Exercise prompt →
Of all the lines in the material, how many contain the word "Transitional"? State the number alone.

Records provided →
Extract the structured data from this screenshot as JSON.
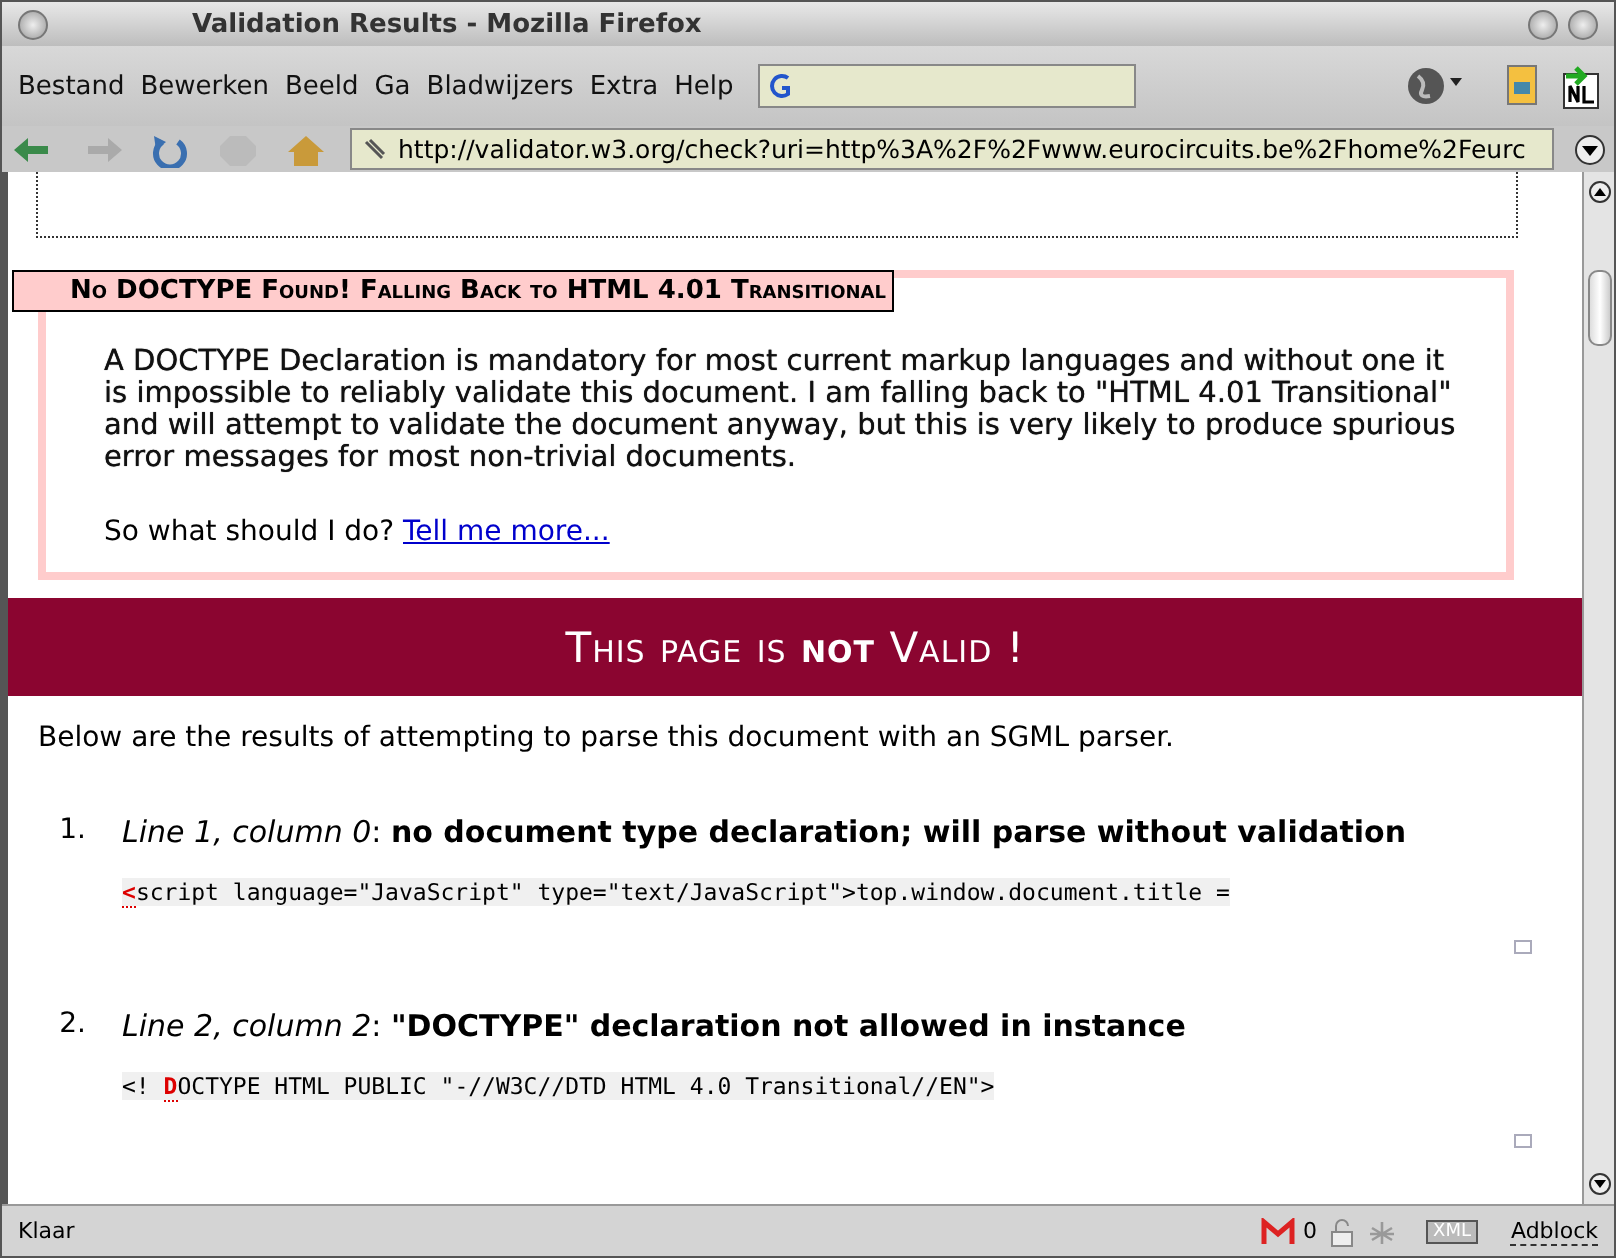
{
  "window": {
    "title": "Validation Results - Mozilla Firefox"
  },
  "menu": [
    "Bestand",
    "Bewerken",
    "Beeld",
    "Ga",
    "Bladwijzers",
    "Extra",
    "Help"
  ],
  "address": "http://validator.w3.org/check?uri=http%3A%2F%2Fwww.eurocircuits.be%2Fhome%2Feurc",
  "warning": {
    "title": "No DOCTYPE Found! Falling Back to HTML 4.01 Transitional",
    "body": "A DOCTYPE Declaration is mandatory for most current markup languages and without one it is impossible to reliably validate this document. I am falling back to \"HTML 4.01 Transitional\" and will attempt to validate the document anyway, but this is very likely to produce spurious error messages for most non-trivial documents.",
    "question": "So what should I do?",
    "link": "Tell me more..."
  },
  "banner": "This page is **not** Valid !",
  "intro": "Below are the results of attempting to parse this document with an SGML parser.",
  "errors": [
    {
      "number": "1.",
      "message": "*Line 1, column 0*: **no document type declaration; will parse without validation**",
      "code_mark": "<",
      "code_after": "script language=\"JavaScript\" type=\"text/JavaScript\">top.window.document.title ="
    },
    {
      "number": "2.",
      "message": "*Line 2, column 2*: **\"DOCTYPE\" declaration not allowed in instance**",
      "code_before": "<! ",
      "code_mark": "D",
      "code_after": "OCTYPE HTML PUBLIC \"-//W3C//DTD HTML 4.0 Transitional//EN\">"
    }
  ],
  "status": {
    "text": "Klaar",
    "mail_count": "0",
    "xml": "XML",
    "adblock": "Adblock"
  }
}
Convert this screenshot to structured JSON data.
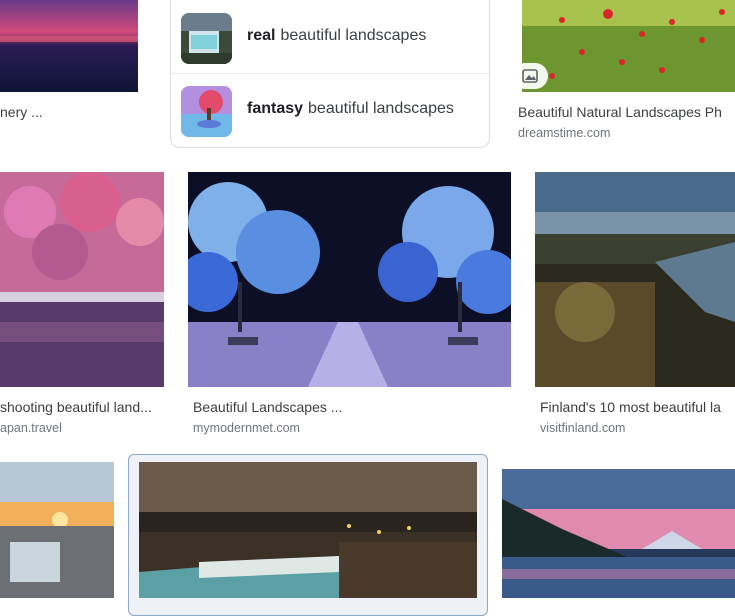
{
  "suggestions": [
    {
      "bold": "real",
      "rest": "beautiful landscapes"
    },
    {
      "bold": "fantasy",
      "rest": "beautiful landscapes"
    }
  ],
  "results": [
    {
      "caption": "nery ...",
      "source": ""
    },
    {
      "caption": "Beautiful Natural Landscapes Ph",
      "source": "dreamstime.com"
    },
    {
      "caption": "shooting beautiful land...",
      "source": "apan.travel"
    },
    {
      "caption": "Beautiful Landscapes ...",
      "source": "mymodernmet.com"
    },
    {
      "caption": "Finland's 10 most beautiful la",
      "source": "visitfinland.com"
    }
  ],
  "icons": {
    "image_badge": "image-icon"
  },
  "colors": {
    "selected_border": "#8fa7c9",
    "caption": "#3c4043",
    "source": "#70757a"
  }
}
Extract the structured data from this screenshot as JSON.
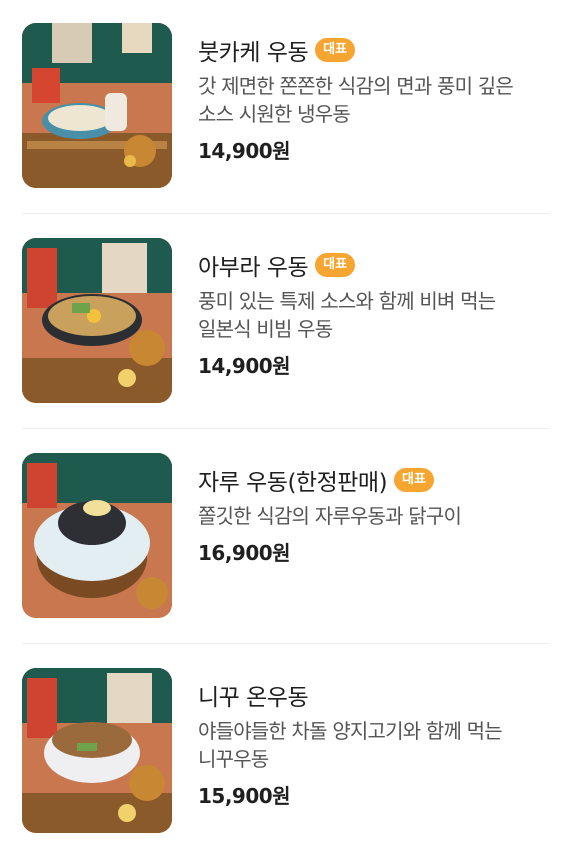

Exercise output →
3